State the number of lines in these records that include the word "ทยาเขตลำปาง", and add nothing to it.
>> begin DATA SHOWN
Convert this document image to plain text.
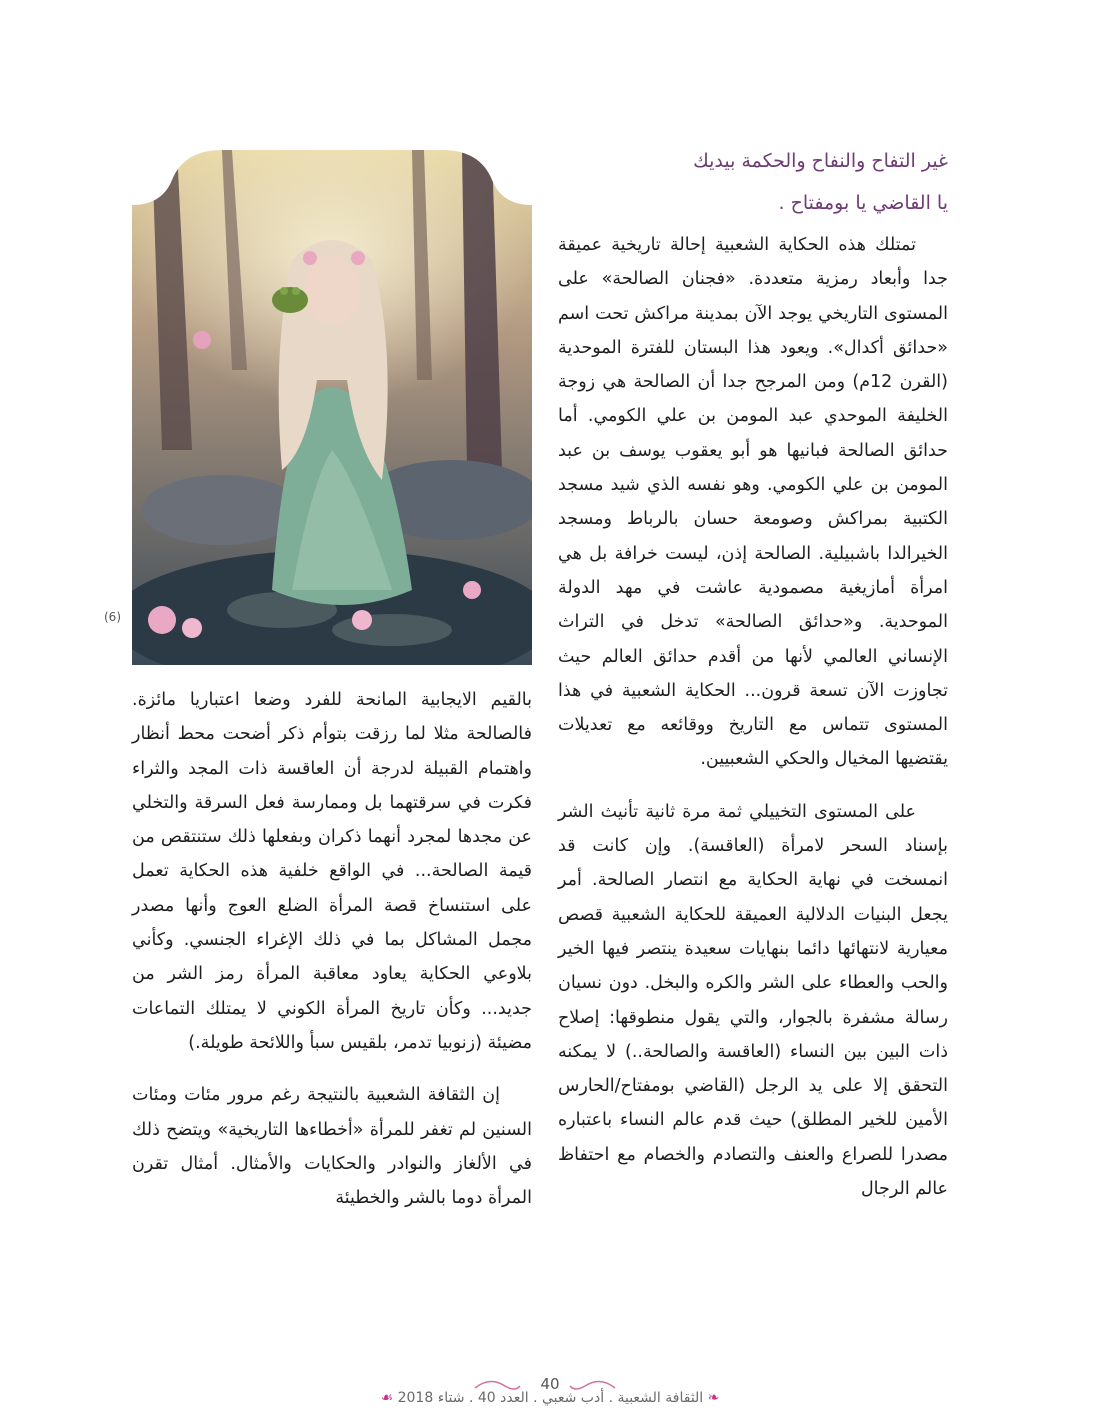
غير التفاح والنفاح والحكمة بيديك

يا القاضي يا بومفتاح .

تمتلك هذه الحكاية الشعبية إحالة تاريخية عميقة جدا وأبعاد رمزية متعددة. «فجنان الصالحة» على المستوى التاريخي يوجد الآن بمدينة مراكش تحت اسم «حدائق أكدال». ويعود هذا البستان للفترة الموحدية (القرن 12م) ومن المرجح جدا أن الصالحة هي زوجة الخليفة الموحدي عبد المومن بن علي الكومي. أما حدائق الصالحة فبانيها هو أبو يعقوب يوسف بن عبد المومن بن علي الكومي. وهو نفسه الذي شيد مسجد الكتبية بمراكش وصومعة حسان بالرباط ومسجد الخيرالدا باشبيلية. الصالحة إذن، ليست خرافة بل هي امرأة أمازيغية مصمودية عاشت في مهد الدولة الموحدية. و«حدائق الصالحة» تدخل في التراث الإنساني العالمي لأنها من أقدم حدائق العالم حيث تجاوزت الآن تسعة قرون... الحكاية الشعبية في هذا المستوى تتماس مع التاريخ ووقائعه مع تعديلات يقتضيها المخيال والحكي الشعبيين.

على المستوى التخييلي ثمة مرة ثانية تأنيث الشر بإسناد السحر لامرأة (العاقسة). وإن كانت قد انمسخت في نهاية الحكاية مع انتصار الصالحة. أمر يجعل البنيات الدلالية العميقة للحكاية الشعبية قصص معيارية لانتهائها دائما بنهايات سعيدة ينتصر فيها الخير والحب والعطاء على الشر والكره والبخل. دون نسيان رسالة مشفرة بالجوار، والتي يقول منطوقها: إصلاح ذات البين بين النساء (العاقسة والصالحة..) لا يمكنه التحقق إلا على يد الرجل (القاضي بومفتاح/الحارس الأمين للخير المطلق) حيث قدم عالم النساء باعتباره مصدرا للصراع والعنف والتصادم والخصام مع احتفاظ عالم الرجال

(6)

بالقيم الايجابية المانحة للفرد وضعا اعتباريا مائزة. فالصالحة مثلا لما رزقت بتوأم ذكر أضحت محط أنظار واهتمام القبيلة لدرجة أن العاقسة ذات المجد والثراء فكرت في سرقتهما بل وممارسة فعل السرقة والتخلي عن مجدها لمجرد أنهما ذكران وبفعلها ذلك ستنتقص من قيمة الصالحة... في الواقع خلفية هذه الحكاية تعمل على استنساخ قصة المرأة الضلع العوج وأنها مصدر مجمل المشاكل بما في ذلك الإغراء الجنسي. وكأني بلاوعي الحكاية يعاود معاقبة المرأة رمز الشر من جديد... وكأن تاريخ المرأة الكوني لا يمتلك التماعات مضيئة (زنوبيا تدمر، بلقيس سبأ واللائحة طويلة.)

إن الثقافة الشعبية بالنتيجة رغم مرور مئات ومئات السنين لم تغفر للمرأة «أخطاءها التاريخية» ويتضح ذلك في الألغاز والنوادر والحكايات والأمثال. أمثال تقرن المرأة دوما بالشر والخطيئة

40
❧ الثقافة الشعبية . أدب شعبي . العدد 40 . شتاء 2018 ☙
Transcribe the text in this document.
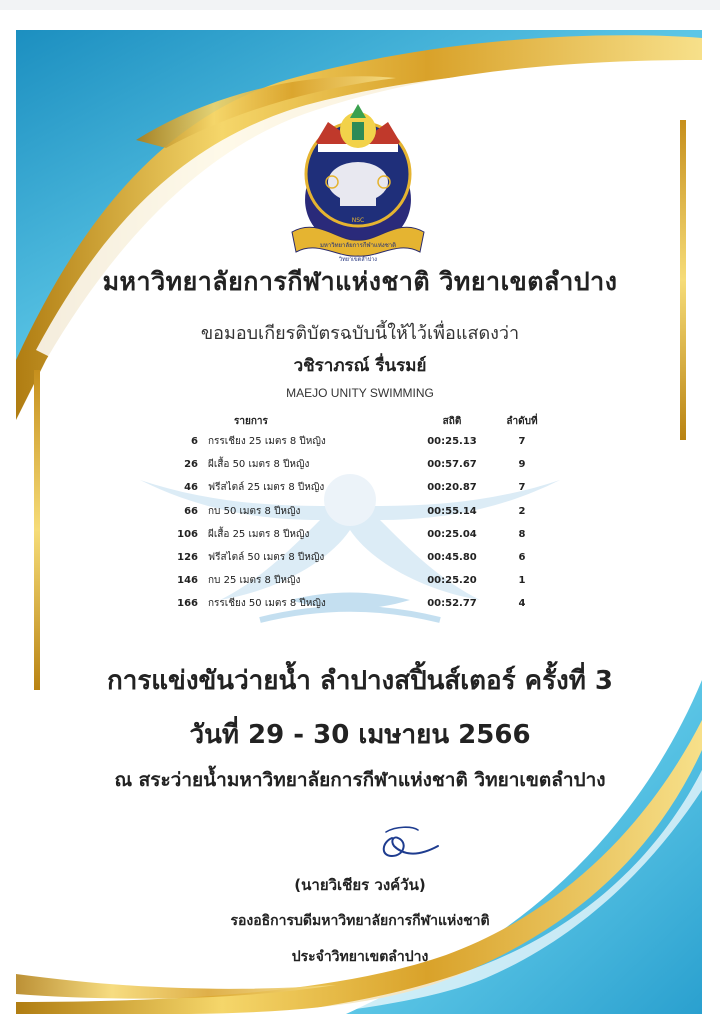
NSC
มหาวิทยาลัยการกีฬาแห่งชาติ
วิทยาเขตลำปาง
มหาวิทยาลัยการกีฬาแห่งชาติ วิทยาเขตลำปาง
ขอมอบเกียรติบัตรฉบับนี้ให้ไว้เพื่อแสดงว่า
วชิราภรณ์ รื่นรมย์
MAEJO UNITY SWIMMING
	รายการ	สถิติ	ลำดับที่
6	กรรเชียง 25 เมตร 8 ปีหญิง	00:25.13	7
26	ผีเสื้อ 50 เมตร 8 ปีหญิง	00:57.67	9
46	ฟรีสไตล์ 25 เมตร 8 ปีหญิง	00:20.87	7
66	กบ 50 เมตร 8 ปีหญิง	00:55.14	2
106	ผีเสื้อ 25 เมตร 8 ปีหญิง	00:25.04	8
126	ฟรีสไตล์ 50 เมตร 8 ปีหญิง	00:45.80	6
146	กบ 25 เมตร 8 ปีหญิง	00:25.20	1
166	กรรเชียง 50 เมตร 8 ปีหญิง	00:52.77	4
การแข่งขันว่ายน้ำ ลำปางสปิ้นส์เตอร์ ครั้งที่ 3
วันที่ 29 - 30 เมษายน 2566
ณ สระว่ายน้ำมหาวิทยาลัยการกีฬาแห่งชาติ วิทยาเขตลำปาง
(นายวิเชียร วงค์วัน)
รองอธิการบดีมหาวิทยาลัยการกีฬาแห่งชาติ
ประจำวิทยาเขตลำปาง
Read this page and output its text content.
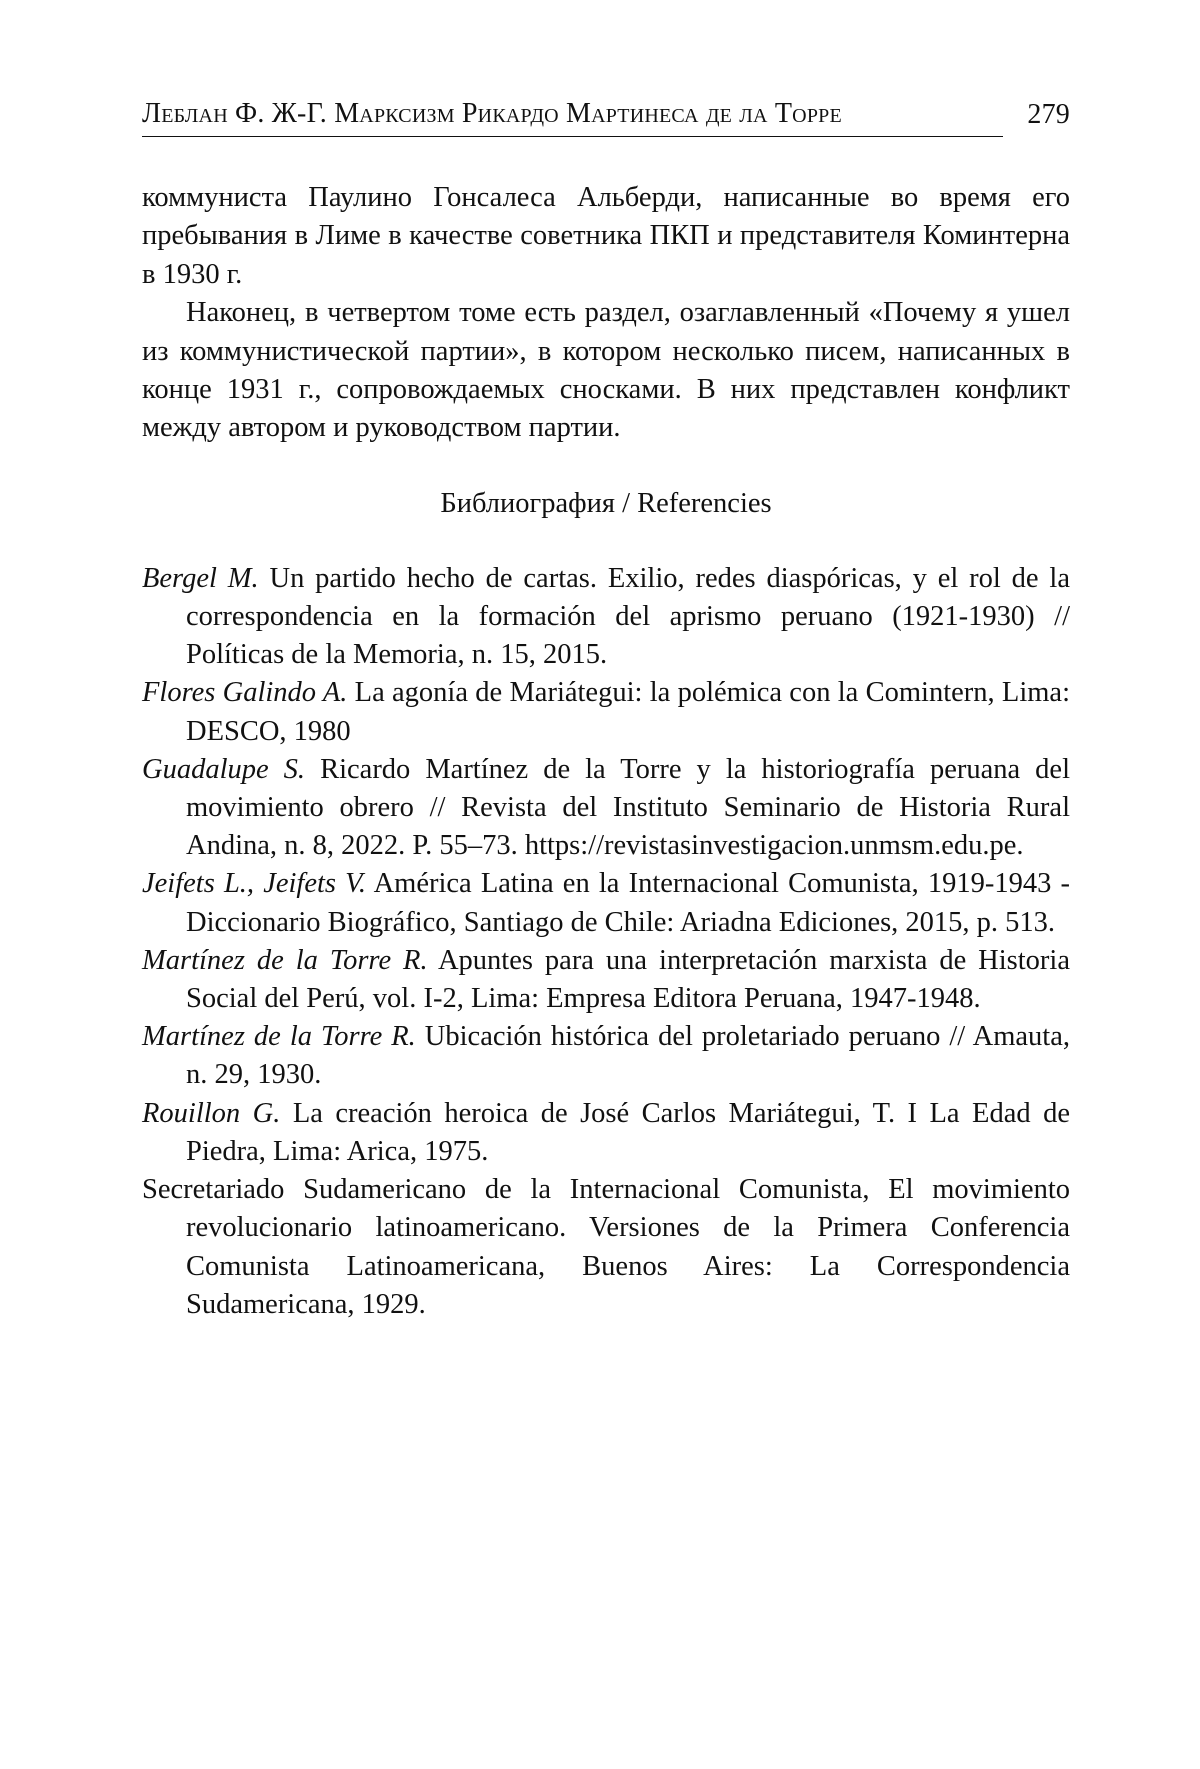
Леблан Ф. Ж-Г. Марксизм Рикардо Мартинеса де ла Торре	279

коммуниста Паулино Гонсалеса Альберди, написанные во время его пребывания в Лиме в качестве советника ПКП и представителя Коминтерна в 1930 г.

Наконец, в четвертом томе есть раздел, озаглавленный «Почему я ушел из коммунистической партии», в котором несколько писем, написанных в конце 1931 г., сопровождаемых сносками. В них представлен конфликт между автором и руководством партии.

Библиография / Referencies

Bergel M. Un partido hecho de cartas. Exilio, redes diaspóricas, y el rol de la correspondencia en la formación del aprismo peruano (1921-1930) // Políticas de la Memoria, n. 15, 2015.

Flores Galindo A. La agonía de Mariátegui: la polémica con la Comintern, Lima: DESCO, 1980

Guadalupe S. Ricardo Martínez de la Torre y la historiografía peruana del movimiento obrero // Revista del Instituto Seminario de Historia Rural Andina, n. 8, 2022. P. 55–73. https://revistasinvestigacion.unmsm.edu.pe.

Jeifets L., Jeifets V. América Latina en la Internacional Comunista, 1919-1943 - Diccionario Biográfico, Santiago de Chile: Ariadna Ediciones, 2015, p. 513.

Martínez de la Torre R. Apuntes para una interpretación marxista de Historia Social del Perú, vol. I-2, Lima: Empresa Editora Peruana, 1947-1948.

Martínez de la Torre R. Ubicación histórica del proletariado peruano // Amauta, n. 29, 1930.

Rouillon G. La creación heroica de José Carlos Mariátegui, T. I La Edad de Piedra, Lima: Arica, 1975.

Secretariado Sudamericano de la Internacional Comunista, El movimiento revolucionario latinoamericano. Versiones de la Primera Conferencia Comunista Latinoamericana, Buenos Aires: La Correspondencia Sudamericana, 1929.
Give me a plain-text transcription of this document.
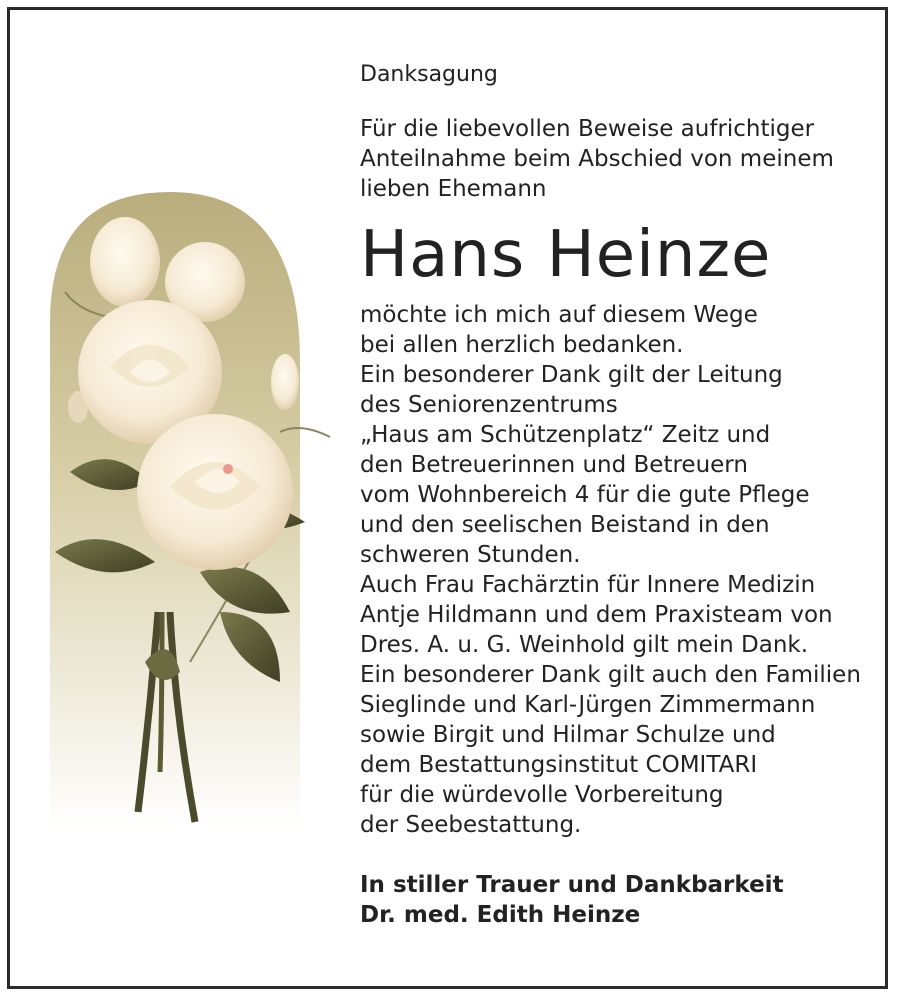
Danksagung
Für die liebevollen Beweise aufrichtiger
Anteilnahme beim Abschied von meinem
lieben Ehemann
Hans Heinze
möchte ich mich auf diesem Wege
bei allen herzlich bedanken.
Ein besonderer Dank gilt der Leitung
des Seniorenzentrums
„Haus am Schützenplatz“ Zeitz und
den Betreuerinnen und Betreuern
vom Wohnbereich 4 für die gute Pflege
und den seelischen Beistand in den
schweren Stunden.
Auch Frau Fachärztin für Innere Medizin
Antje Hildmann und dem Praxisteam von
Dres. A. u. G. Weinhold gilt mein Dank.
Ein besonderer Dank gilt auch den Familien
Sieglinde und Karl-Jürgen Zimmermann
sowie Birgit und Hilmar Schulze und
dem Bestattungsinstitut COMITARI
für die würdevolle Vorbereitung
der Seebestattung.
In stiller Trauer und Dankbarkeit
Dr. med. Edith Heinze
>> end DATA SHOWN
▶ _EXERCISE RESPONSE_
4